----- SUPPLIED DATA
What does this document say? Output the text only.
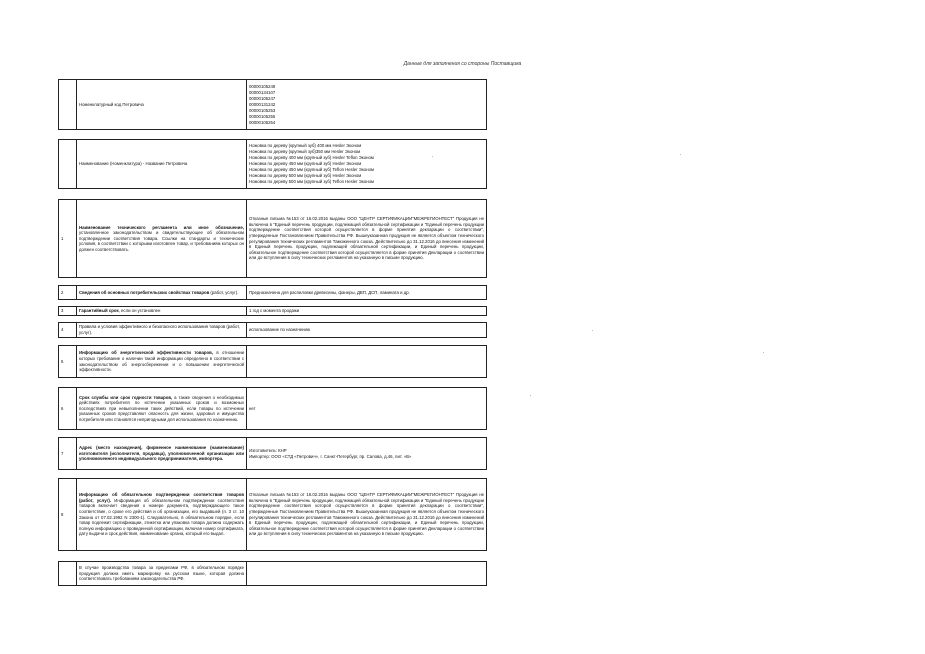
Данные для заполнения со стороны Поставщика
	Номенклатурный код Петровича	
00000105249
00000134107
00000105247
00000131242
00000105253
00000105255
00000105254
	Наименование (Номенклатура) - Название Петровича	
Ножовка по дереву (крупный зуб) 400 мм Hesler Эконом
Ножовка по дереву (крупный зуб)350 мм Hesler Эконом
Ножовка по дереву 400 мм (крупный зуб) Hesler Teflon Эконом
Ножовка по дереву 450 мм (крупный зуб) Hesler Эконом
Ножовка по дереву 450 мм (крупный зуб) Teflon Hesler Эконом
Ножовка по дереву 500 мм (крупный зуб) Hesler Эконом
Ножовка по дереву 500 мм (крупный зуб) Teflon Hesler Эконом
1	Наименование технического регламента или иное обозначение, установленное законодательством и свидетельствующее об обязательном подтверждении соответствия товара. Ссылки на стандарты и технические условия, в соответствии с которыми изготовлен товар, и требованиям которых он должен соответствовать.	Отказные письма №153 от 16.02.2016 выданы ООО "ЦЕНТР СЕРТИФИКАЦИИ"МЕЖРЕГИОНТЕСТ" Продукция не включена в "Единый перечень продукции, подлежащей обязательной сертификации и "Единый перечень продукции подтверждение соответствия которой осуществляется в форме принятия декларации о соответствии", утвержденные Постановлением Правительства РФ. Вышеуказанная продукция не является объектом технического регулирования технических регламентов Таможенного союза. Действительно до 31.12.2016 до внесения изменений в Единый перечень продукции, подлежащей обязательной сертификации, и Единый перечень продукции, обязательное подтверждение соответствия которой осуществляется в форме принятия Декларации о соответствии или до вступления в силу технических регламентов на указанную в письме продукцию.
2	Сведения об основных потребительских свойствах товаров (работ, услуг).	Предназначена для распиловки древесины, фанеры, ДВП, ДСП, ламината и др.
3	Гарантийный срок, если он установлен	1 год с момента продажи
4	Правила и условия эффективного и безопасного использования товаров (работ, услуг).	использование по назначению
5	Информацию об энергетической эффективности товаров, в отношении которых требование о наличии такой информации определено в соответствии с законодательством об энергосбережении и о повышении энергетической эффективности.	
6	Срок службы или срок годности товаров, а также сведения о необходимых действиях потребителя по истечении указанных сроков и возможных последствиях при невыполнении таких действий, если товары по истечении указанных сроков представляют опасность для жизни, здоровья и имущества потребителя или становятся непригодными для использования по назначению.	нет
7	Адрес (место нахождения), фирменное наименование (наименование) изготовителя (исполнителя, продавца), уполномоченной организации или уполномоченного индивидуального предпринимателя, импортера.	
Изготовитель: КНР
Импортер: ООО «СТД «Петрович», г. Санкт-Петербург, пр. Салова, д.46, лит. «В»
8	Информацию об обязательном подтверждении соответствия товаров (работ, услуг). Информация об обязательном подтверждении соответствия товаров включает сведения о номере документа, подтверждающего такое соответствие, о сроке его действия и об организации, его выдавшей (п. 3 ст. 10 Закона от 07.02.1992 N 2300-1). Следовательно, в обязательном порядке, если товар подлежит сертификации, этикетка или упаковка товара должна содержать полную информацию о проведенной сертификации, включая номер сертификата, дату выдачи и срок действия, наименование органа, который его выдал.	Отказные письма №153 от 16.02.2016 выданы ООО "ЦЕНТР СЕРТИФИКАЦИИ"МЕЖРЕГИОНТЕСТ" Продукция не включена в "Единый перечень продукции, подлежащей обязательной сертификации и "Единый перечень продукции подтверждение соответствия которой осуществляется в форме принятия декларации о соответствии", утвержденные Постановлением Правительства РФ. Вышеуказанная продукция не является объектом технического регулирования технических регламентов Таможенного союза. Действительно до 31.12.2016 до внесения изменений в Единый перечень продукции, подлежащей обязательной сертификации, и Единый перечень продукции, обязательное подтверждение соответствия которой осуществляется в форме принятия Декларации о соответствии или до вступления в силу технических регламентов на указанную в письме продукцию.
	В случае производства товара за пределами РФ, в обязательном порядке продукция должна иметь маркировку на русском языке, которая должна соответствовать требованиям законодательства РФ.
----------
PROBLEM REQUIREMENTS:
Find the string "использования" in the listing and return every line that holds it.

EXERCISE OUTPUT:
4	Правила и условия эффективного и безопасного использования товаров (работ, услуг).	использование по назначению
6	Срок службы или срок годности товаров, а также сведения о необходимых действиях потребителя по истечении указанных сроков и возможных последствиях при невыполнении таких действий, если товары по истечении указанных сроков представляют опасность для жизни, здоровья и имущества потребителя или становятся непригодными для использования по назначению.	нет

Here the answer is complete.